(Given entries)

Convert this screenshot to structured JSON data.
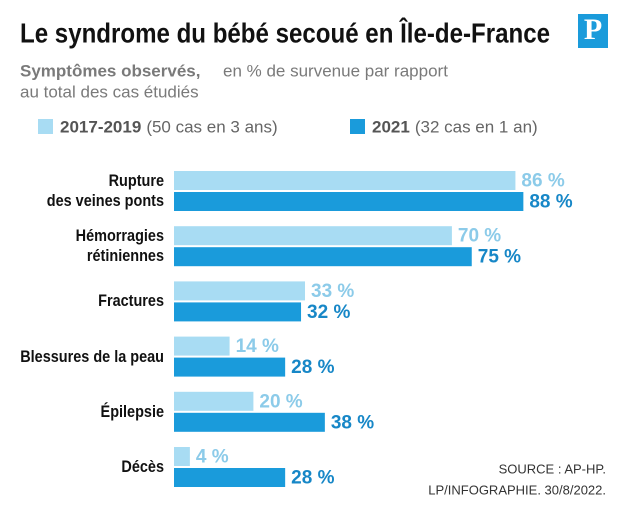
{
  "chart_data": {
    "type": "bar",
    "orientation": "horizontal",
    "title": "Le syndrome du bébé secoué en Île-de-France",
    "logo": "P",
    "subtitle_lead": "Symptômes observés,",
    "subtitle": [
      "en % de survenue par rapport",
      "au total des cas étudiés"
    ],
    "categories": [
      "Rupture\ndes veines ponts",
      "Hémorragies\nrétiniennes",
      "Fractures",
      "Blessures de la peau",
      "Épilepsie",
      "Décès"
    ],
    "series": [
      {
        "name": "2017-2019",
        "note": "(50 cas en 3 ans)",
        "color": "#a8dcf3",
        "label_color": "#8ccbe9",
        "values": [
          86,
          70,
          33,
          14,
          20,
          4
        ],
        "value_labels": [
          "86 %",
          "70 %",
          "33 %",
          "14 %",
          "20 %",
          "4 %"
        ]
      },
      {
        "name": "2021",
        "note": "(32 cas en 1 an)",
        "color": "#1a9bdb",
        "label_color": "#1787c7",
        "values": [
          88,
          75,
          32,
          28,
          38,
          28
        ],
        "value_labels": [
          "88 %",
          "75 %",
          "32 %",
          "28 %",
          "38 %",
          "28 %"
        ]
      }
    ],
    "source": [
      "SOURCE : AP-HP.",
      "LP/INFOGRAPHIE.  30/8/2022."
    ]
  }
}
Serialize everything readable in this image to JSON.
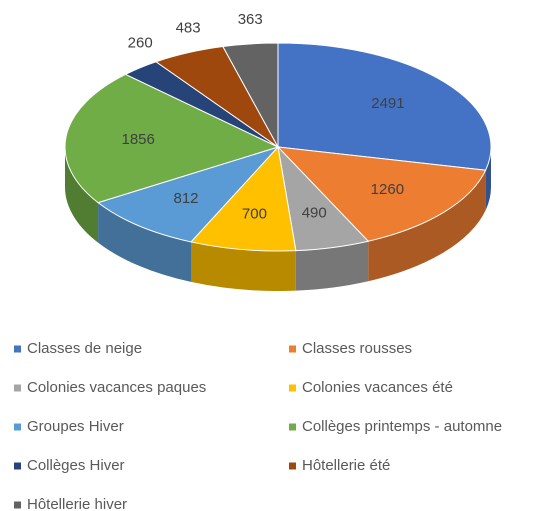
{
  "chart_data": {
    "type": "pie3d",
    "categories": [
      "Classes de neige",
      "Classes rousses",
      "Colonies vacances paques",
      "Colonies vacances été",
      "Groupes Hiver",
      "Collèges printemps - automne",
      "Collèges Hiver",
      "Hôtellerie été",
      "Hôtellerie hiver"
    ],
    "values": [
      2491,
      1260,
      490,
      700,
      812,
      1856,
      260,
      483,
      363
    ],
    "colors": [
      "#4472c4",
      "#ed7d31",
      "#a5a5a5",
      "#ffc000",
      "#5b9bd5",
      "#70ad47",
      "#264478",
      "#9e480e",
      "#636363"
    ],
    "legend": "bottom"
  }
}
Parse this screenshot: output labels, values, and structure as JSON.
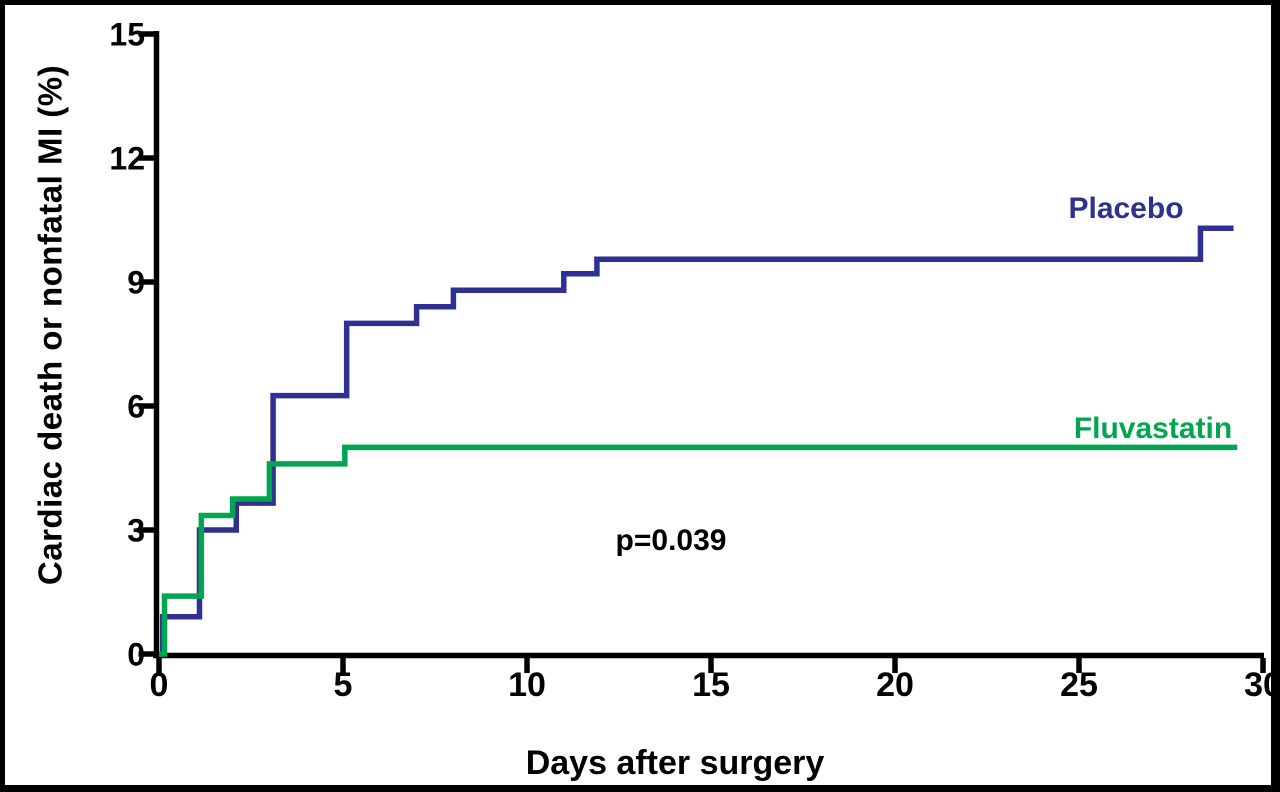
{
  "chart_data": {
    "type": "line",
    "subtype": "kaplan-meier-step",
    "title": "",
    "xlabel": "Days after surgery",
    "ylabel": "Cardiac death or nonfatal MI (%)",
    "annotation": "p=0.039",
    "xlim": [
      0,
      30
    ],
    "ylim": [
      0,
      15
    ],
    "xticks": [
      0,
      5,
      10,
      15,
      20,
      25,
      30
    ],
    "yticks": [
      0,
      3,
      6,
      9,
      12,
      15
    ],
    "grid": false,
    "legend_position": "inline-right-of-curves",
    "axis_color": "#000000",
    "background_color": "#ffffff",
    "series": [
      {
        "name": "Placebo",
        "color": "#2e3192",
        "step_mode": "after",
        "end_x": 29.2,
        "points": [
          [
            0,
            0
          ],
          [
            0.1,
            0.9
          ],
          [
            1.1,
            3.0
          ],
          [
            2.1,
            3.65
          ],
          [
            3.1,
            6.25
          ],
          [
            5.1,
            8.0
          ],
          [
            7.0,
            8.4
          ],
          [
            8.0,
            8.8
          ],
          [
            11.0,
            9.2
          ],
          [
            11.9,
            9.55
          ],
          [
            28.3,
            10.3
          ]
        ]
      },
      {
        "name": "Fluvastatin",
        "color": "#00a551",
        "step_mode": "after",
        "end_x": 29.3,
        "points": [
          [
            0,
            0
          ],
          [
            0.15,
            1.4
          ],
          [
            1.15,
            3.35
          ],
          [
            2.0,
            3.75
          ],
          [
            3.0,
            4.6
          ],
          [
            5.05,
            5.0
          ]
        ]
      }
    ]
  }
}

(Exercise description) Identify each line holding the string "screenshot", and copy it out.

(Answer in full)
Convert this screenshot to structured JSON data.
Parse this screenshot: output labels, values, and structure as JSON.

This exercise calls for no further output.